** BEGIN Text excerpt **
Anglo Polish Society
- Abbreviation: APS
- Formation: February 25, 1832; 194 years ago
- Founders: Thomas Campbell; Adolphus Bach;
- Registration no.: 1121125
- Legal status: Charity
- Headquarters: Commonwealth House
- Location: Bristol, England;
- Official language: English
- Website: anglopolishsociety.org
- Formerly called: Literary Association of the Friends of Poland

= Anglo Polish Society =

Association supporting Anglo-Polish relations

The Anglo Polish Society (APS) is a British organisation of solidarity with Poles, founded on February 25, 1832 in the United Kingdom, by the Scottish poet Thomas Campbell and German lawyer Adolphus Bach, as the Literary Association of the Friends of Poland. Although the creation of the organisation was the result of deep pro-Polish sympathies of Campbell and the whole contemporary British public opinion, Prince Adam Jerzy Czartoryski did attend a dinner for the association, in Edinburgh 1835 along with Count Zamoyski.
** END Text excerpt **
** BEGIN Data supplied **
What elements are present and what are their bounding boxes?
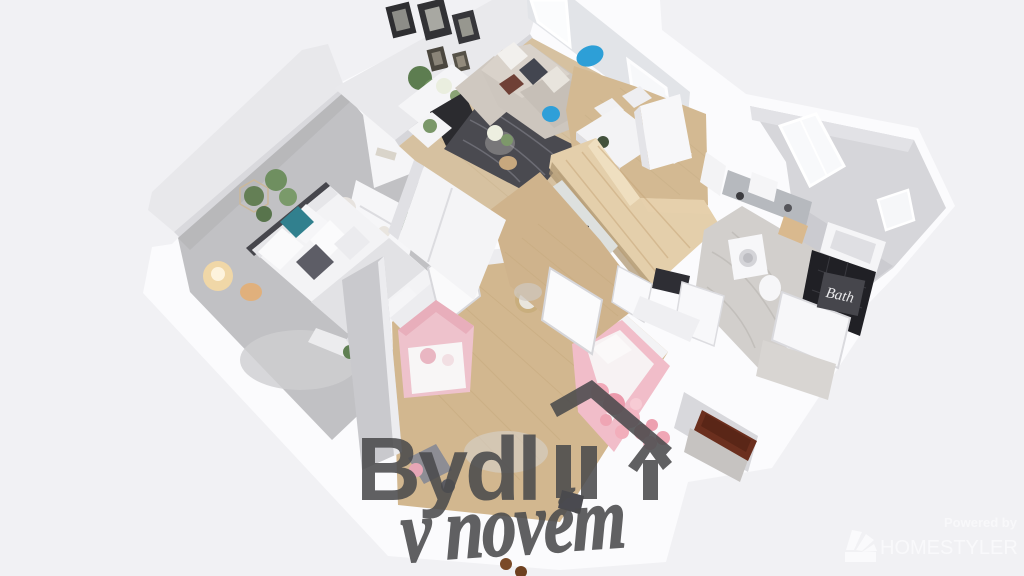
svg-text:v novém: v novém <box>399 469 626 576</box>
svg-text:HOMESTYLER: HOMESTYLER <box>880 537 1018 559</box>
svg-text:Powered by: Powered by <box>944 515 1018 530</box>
** END Data supplied **
** BEGIN Data supplied **
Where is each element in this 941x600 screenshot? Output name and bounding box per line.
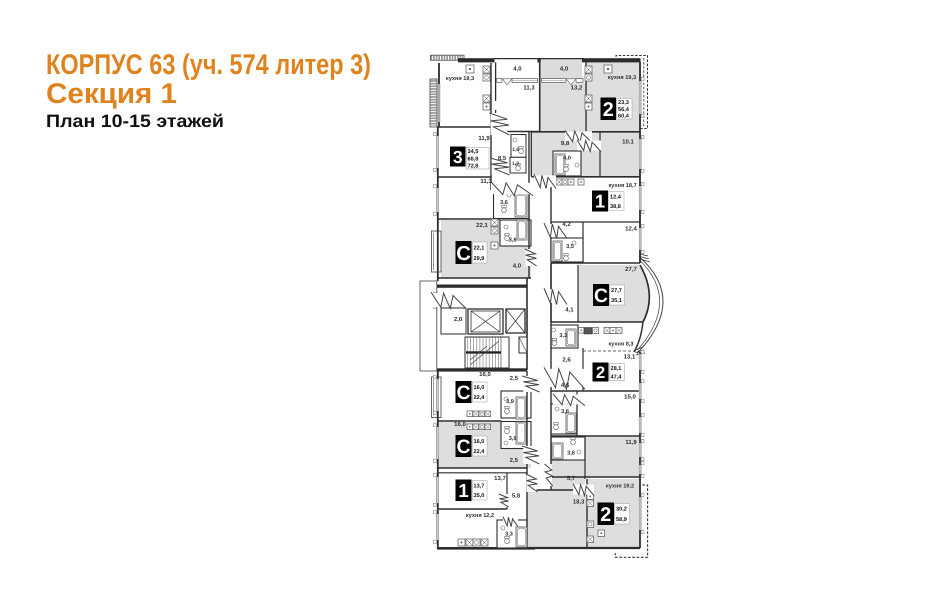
** END Data supplied **
▶ [The problem]: Repeat the passage of the Anglo Polish Society text from "The Anglo Polish" up to and including "with Count Zamoyski.", swapping every "organisation" for "society".

▶ [Expected output]:
The Anglo Polish Society (APS) is a British society of solidarity with Poles, founded on February 25, 1832 in the United Kingdom, by the Scottish poet Thomas Campbell and German lawyer Adolphus Bach, as the Literary Association of the Friends of Poland. Although the creation of the society was the result of deep pro-Polish sympathies of Campbell and the whole contemporary British public opinion, Prince Adam Jerzy Czartoryski did attend a dinner for the association, in Edinburgh 1835 along with Count Zamoyski.